[Bounding box entries]
-- Begin --
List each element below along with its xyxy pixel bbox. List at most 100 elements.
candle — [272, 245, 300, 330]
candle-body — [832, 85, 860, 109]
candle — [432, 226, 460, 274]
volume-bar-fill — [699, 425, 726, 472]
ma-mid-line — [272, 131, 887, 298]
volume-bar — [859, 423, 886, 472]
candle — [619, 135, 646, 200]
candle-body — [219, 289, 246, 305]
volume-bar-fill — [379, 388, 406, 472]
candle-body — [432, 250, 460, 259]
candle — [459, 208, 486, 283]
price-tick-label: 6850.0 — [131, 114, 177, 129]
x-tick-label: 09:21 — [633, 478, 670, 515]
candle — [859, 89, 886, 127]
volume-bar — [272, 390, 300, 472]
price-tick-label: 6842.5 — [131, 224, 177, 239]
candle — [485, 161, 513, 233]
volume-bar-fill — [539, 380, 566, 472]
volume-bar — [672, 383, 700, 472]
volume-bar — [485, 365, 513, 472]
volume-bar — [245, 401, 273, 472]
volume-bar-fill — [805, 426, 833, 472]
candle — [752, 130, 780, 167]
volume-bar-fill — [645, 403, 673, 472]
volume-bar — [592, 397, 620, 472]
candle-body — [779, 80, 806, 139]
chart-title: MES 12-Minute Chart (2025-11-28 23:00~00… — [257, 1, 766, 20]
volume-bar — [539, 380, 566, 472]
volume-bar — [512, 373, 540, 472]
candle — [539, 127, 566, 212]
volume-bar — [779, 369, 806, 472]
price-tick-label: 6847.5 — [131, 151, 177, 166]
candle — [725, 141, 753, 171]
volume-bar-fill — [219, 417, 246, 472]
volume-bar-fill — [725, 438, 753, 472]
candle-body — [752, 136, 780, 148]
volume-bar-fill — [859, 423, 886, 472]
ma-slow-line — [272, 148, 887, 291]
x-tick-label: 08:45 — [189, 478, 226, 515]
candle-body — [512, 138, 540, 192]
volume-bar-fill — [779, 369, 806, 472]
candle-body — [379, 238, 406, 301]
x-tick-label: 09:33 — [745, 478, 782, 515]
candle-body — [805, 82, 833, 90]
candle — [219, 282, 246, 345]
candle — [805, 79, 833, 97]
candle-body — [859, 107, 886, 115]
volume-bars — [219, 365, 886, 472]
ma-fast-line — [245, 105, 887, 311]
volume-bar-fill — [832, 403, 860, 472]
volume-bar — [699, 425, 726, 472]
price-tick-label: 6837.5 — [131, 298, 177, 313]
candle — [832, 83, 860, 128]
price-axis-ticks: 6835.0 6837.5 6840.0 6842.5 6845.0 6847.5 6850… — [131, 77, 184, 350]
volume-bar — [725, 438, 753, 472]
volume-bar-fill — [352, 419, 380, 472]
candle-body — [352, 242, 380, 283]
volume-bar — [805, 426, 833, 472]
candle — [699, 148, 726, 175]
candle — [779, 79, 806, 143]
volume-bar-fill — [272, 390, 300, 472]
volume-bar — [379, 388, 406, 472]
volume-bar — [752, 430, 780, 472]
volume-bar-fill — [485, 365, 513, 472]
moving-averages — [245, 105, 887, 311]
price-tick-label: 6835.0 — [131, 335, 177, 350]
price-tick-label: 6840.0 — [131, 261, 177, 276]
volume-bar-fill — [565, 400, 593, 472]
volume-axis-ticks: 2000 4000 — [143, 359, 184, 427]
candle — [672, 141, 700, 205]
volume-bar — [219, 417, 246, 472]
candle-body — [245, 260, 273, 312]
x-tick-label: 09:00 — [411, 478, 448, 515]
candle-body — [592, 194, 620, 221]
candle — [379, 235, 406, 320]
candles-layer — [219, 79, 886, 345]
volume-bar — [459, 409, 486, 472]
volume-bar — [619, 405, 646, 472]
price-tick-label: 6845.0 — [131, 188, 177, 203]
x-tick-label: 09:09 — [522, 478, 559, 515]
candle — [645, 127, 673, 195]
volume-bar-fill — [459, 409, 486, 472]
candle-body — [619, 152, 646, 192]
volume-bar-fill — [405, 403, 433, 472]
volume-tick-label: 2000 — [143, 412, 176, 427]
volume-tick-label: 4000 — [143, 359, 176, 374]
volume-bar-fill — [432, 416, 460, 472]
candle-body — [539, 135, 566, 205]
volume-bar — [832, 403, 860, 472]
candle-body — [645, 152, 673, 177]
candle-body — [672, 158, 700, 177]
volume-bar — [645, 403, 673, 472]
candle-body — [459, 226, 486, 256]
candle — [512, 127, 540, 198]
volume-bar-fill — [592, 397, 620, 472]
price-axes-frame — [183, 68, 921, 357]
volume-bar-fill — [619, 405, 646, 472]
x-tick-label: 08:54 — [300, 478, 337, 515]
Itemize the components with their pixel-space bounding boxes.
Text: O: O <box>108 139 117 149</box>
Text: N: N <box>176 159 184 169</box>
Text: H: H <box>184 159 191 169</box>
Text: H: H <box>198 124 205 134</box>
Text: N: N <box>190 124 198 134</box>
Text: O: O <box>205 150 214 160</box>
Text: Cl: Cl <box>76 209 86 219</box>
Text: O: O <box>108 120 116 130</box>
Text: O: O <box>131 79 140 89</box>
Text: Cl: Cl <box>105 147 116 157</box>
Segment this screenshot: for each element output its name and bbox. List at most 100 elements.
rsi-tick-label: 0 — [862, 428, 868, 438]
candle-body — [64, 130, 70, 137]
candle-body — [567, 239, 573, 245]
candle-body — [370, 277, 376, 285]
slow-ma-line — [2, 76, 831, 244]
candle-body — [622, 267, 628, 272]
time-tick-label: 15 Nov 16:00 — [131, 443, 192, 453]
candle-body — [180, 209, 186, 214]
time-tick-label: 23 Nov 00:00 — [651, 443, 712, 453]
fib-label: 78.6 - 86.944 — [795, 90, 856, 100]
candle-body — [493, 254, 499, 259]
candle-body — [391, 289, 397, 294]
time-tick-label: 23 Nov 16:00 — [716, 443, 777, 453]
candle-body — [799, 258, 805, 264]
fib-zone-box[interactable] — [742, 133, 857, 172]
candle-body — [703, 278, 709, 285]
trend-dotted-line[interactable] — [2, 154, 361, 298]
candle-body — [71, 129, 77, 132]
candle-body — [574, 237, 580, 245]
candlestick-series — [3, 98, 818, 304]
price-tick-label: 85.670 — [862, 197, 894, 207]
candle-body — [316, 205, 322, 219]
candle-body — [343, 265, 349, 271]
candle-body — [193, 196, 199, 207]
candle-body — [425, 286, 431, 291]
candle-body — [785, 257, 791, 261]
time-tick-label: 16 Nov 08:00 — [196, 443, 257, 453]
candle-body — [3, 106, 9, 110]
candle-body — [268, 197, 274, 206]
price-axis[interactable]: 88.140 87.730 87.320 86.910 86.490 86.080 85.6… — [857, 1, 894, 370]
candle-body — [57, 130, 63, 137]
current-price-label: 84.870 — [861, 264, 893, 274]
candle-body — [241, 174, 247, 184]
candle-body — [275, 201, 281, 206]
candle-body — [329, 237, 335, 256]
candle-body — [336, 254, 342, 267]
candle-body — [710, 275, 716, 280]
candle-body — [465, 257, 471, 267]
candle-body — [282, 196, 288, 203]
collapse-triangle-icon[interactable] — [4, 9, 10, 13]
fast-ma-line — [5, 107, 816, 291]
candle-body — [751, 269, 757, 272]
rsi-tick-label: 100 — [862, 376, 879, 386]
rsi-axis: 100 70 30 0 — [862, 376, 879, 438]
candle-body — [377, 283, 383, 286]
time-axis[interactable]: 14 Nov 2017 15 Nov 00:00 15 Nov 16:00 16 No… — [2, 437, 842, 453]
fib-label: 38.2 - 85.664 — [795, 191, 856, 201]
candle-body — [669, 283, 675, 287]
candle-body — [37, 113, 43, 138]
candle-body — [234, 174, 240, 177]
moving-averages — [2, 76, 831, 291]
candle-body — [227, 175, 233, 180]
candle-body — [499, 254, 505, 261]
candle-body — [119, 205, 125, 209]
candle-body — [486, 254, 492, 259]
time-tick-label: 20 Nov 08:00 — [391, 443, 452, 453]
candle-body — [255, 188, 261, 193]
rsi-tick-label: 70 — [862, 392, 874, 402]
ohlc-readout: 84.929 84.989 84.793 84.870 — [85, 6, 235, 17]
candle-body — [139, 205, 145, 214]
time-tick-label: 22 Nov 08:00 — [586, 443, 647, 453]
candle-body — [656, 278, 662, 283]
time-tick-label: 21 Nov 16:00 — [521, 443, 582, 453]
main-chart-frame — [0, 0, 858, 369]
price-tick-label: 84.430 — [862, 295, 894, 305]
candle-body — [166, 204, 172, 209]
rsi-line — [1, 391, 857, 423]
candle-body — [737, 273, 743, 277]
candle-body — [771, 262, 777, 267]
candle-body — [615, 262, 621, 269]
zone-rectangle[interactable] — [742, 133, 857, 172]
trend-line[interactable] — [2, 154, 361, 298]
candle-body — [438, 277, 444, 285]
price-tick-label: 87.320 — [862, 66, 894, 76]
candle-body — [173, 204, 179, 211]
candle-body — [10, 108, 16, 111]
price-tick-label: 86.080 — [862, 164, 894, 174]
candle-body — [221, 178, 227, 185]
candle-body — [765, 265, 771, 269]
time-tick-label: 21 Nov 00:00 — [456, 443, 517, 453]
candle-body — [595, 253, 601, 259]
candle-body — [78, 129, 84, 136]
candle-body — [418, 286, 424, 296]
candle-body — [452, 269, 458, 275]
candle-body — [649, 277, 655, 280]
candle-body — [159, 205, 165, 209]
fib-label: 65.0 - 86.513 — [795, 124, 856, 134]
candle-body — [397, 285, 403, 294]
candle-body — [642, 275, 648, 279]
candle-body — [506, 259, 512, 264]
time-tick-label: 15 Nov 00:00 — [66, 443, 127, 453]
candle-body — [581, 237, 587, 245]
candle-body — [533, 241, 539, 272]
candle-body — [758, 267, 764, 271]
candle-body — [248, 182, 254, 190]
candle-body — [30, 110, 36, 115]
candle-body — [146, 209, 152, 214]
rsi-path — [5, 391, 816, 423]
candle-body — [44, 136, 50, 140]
-- End --
_Short problem_: Edit everything from the start of the records down to the line containing "candle-body — [219, 289, 246, 305]" so that "ma-mid-line" becomes "ma-medium-line", with all else unchanged.

_Output_:
List each element below along with its xyxy pixel bbox. List at most 100 elements.
candle — [272, 245, 300, 330]
candle-body — [832, 85, 860, 109]
candle — [432, 226, 460, 274]
volume-bar-fill — [699, 425, 726, 472]
ma-medium-line — [272, 131, 887, 298]
volume-bar — [859, 423, 886, 472]
candle — [619, 135, 646, 200]
candle-body — [219, 289, 246, 305]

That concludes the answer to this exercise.